In the material below, find every line with "color" and pull it out.
##### Given information #####
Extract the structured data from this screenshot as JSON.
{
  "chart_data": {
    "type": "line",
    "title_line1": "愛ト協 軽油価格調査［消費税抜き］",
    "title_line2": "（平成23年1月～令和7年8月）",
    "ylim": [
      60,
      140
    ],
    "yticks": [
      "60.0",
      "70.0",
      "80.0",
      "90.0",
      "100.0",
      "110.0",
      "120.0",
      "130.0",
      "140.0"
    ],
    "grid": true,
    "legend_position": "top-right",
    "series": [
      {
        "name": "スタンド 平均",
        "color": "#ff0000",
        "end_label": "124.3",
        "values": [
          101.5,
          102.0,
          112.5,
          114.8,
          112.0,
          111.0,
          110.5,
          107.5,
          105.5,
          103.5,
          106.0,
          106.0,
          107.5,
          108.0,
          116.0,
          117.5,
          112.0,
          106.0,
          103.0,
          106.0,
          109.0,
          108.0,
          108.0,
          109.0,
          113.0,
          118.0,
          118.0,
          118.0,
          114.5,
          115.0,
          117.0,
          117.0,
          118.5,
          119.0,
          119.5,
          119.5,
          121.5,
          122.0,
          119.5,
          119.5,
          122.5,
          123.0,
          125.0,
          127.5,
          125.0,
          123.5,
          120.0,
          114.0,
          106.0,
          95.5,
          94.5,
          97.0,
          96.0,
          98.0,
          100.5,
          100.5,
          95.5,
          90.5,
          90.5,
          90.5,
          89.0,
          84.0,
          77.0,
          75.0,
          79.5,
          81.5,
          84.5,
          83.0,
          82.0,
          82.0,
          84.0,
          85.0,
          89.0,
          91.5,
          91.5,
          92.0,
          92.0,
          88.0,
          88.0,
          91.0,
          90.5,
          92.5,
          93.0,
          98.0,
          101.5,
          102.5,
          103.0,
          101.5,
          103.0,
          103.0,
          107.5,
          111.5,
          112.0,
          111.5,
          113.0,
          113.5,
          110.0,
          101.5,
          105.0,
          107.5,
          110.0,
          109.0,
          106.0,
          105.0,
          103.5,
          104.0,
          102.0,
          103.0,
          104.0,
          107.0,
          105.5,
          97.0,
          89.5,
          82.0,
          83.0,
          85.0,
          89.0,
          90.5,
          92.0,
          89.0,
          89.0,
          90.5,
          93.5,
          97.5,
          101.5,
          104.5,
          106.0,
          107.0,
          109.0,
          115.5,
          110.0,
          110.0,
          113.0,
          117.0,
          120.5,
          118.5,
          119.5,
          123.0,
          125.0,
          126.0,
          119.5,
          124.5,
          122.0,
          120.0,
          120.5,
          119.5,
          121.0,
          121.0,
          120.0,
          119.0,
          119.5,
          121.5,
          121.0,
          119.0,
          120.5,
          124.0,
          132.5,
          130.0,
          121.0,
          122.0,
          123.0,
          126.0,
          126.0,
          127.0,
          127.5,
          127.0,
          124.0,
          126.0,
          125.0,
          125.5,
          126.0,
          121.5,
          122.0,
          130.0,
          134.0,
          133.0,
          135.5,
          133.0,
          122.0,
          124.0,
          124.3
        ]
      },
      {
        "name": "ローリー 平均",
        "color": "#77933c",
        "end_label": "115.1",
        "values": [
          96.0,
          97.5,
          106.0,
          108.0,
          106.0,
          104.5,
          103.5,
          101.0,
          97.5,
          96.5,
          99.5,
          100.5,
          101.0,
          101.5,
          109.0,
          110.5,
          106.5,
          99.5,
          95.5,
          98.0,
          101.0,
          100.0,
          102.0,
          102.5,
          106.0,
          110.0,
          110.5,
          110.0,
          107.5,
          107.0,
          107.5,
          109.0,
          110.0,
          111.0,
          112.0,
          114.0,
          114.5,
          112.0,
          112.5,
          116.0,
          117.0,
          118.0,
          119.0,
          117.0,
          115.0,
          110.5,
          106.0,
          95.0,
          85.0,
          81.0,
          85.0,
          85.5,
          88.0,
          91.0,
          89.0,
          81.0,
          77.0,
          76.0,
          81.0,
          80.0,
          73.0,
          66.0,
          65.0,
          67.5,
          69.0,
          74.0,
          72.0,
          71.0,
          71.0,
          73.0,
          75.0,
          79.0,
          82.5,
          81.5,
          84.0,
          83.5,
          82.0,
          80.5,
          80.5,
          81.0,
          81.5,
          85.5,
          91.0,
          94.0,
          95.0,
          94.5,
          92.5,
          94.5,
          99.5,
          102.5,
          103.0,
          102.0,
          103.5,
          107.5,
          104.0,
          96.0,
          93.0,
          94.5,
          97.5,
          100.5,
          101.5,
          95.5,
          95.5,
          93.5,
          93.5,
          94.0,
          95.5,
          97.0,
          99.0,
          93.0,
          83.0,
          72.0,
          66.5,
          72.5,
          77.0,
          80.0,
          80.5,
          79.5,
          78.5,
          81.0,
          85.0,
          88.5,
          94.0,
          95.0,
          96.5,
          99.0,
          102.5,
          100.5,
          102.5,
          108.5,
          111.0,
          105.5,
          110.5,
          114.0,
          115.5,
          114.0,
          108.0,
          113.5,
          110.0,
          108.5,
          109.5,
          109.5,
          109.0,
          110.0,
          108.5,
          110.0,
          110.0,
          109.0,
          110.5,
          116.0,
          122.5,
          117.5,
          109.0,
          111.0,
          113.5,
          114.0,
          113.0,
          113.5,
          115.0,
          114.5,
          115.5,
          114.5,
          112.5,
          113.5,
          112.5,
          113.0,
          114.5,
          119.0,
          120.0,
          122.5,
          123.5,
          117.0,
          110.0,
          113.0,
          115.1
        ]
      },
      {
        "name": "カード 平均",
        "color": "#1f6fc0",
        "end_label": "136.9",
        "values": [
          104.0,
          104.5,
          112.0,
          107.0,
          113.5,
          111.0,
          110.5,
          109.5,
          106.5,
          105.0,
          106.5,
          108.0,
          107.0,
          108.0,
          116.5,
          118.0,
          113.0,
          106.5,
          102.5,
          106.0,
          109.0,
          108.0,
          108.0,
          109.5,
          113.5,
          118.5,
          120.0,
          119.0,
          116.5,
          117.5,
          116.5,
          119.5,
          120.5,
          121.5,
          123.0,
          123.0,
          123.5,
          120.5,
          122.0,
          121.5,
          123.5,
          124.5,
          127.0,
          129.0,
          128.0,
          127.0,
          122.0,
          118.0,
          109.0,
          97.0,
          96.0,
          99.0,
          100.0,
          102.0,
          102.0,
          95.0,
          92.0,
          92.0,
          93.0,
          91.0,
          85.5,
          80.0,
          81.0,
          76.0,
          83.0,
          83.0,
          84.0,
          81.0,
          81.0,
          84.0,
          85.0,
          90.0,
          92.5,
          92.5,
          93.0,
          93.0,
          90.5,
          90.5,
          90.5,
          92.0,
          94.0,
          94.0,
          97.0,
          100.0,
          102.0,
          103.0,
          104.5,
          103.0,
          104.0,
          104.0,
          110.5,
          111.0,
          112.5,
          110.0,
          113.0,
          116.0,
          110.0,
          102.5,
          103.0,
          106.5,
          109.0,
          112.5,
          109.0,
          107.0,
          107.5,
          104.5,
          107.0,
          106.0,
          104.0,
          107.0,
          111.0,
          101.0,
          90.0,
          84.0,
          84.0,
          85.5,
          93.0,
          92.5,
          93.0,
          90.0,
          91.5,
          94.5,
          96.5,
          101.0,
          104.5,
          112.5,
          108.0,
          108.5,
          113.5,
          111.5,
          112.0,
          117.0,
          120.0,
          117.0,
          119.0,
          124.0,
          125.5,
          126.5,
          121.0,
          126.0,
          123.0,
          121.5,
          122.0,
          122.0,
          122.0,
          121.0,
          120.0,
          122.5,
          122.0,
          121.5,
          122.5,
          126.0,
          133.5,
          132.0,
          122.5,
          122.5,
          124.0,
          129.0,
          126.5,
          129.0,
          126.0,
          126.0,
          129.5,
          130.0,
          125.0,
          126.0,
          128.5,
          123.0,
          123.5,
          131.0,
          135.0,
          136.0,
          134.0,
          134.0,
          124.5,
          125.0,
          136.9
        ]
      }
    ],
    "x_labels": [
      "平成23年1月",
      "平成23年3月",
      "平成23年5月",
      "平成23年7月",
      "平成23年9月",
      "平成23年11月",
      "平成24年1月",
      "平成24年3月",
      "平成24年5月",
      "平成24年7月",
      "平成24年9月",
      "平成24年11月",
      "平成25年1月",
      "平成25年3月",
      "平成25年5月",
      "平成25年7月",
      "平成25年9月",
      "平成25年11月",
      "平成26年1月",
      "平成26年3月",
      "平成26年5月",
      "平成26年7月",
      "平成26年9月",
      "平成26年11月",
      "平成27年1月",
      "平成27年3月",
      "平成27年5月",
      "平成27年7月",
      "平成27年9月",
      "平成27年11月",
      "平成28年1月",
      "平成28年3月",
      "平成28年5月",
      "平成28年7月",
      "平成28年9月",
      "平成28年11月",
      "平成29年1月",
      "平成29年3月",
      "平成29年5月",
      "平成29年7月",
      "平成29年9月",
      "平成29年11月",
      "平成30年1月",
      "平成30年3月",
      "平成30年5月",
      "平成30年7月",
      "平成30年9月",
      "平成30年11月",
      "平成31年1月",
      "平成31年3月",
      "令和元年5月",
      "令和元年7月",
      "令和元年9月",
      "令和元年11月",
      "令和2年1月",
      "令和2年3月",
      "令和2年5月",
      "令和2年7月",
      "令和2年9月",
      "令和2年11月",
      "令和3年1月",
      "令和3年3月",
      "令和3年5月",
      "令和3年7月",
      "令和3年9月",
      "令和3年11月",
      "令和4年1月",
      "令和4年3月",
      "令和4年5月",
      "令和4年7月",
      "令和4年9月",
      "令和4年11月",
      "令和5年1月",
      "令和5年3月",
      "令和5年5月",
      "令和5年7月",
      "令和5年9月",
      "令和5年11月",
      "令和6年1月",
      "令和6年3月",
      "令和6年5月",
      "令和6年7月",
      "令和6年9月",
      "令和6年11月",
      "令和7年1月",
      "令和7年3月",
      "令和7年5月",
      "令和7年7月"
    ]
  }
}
#####
Exercise response:
        "color": "#ff0000",
        "color": "#77933c",
        "color": "#1f6fc0",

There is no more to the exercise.